> **THE EXERCISE**
Scan the entries below. List each line with "using".

## Begin

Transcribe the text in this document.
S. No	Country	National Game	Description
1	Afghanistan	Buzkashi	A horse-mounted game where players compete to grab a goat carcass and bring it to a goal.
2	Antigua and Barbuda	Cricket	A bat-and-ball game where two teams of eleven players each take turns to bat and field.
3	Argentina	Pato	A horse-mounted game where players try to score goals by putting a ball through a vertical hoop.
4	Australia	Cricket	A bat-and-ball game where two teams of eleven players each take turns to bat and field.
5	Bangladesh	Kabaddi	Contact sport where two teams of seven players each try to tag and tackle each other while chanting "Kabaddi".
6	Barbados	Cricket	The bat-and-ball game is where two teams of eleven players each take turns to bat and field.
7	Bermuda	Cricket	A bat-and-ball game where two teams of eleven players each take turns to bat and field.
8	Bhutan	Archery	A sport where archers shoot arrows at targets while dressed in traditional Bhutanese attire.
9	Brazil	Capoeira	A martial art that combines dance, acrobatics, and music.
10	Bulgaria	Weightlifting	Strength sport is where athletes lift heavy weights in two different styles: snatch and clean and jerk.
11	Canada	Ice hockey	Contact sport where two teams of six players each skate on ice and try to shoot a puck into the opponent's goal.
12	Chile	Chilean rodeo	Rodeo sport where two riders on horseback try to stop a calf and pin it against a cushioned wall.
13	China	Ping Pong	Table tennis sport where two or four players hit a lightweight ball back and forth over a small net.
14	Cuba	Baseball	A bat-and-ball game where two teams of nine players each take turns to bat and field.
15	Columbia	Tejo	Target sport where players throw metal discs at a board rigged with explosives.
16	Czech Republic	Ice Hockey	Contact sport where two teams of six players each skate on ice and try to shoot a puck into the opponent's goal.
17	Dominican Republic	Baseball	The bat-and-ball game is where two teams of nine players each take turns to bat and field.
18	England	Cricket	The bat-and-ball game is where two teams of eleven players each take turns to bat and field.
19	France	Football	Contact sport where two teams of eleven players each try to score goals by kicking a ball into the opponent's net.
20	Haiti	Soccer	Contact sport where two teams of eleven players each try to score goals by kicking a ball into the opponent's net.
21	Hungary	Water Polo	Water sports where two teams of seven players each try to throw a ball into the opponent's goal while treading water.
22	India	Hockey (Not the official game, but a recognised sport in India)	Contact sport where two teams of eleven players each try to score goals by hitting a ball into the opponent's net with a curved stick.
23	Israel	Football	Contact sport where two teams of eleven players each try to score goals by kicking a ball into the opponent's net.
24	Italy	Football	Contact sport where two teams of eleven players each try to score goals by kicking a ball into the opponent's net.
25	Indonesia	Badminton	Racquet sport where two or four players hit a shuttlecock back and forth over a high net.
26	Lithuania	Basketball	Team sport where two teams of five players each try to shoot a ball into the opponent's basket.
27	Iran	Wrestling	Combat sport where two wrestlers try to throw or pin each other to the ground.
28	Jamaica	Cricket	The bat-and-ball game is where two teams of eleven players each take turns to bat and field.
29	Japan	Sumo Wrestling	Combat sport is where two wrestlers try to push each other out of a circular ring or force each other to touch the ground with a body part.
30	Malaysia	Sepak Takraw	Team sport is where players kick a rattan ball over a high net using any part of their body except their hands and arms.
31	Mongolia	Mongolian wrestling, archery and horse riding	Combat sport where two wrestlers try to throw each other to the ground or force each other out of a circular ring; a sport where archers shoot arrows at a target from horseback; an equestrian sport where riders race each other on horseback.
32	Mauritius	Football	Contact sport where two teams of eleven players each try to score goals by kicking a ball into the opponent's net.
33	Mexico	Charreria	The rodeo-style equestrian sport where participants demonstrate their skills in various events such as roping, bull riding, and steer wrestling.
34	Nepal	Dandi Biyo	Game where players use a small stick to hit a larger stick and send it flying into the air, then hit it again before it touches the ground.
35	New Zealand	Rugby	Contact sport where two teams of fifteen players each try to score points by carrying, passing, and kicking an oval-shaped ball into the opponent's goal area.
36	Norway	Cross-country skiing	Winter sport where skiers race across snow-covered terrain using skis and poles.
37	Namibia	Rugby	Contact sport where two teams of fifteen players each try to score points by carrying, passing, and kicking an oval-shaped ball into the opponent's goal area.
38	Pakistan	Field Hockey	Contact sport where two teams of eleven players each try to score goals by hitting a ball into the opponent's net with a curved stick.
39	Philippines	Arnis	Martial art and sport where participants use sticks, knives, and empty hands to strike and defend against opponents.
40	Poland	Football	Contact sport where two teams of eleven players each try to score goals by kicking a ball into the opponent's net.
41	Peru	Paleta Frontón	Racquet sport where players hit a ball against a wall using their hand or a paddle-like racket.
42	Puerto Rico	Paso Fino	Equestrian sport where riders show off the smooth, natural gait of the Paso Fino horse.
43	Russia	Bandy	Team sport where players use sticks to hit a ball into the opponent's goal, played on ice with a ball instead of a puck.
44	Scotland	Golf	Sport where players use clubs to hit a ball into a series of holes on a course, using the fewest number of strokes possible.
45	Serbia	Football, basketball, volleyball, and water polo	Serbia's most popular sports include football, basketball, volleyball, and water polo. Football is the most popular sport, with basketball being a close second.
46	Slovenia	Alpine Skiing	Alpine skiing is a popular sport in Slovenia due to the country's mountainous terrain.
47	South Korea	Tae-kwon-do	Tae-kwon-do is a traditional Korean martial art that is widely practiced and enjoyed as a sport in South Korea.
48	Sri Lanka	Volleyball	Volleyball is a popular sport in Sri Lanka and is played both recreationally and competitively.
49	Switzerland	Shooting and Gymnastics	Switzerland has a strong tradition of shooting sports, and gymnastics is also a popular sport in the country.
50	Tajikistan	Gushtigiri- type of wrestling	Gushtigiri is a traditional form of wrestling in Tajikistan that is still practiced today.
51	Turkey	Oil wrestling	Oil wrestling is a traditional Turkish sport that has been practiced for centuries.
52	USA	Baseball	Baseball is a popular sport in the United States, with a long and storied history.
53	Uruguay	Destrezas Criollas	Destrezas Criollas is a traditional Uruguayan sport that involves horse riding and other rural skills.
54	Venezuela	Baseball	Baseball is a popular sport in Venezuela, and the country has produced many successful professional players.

## End

> **RESPONSE TO THIS EXERCISE**
30	Malaysia	Sepak Takraw	Team sport is where players kick a rattan ball over a high net using any part of their body except their hands and arms.
36	Norway	Cross-country skiing	Winter sport where skiers race across snow-covered terrain using skis and poles.
41	Peru	Paleta Frontón	Racquet sport where players hit a ball against a wall using their hand or a paddle-like racket.
44	Scotland	Golf	Sport where players use clubs to hit a ball into a series of holes on a course, using the fewest number of strokes possible.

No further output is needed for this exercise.